EXERCISE
Write out all the data again, exactly as it stands.

RAW DATA
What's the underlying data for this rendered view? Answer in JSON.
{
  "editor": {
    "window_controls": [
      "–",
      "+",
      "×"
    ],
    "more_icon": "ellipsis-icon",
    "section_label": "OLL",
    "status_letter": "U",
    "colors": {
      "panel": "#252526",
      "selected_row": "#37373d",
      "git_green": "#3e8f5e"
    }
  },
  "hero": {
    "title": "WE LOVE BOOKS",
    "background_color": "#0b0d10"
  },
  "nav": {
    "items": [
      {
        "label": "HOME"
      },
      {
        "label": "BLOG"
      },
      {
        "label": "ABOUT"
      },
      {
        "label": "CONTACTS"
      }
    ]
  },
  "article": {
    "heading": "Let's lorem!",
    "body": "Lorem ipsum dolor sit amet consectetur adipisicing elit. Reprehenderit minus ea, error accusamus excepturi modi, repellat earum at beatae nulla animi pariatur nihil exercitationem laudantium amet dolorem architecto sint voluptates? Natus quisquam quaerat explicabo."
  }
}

THE ANSWER
What's the underlying data for this rendered view? Answer in JSON.
{
  "editor": {
    "window_controls": [
      "–",
      "+",
      "×"
    ],
    "more_icon": "ellipsis-icon",
    "section_label": "OLL",
    "status_letter": "U",
    "colors": {
      "panel": "#252526",
      "selected_row": "#37373d",
      "git_green": "#3e8f5e"
    }
  },
  "hero": {
    "title": "WE LOVE BOOKS",
    "background_color": "#0b0d10"
  },
  "nav": {
    "items": [
      {
        "label": "HOME"
      },
      {
        "label": "BLOG"
      },
      {
        "label": "ABOUT"
      },
      {
        "label": "CONTACTS"
      }
    ]
  },
  "article": {
    "heading": "Let's lorem!",
    "body": "Lorem ipsum dolor sit amet consectetur adipisicing elit. Reprehenderit minus ea, error accusamus excepturi modi, repellat earum at beatae nulla animi pariatur nihil exercitationem laudantium amet dolorem architecto sint voluptates? Natus quisquam quaerat explicabo."
  }
}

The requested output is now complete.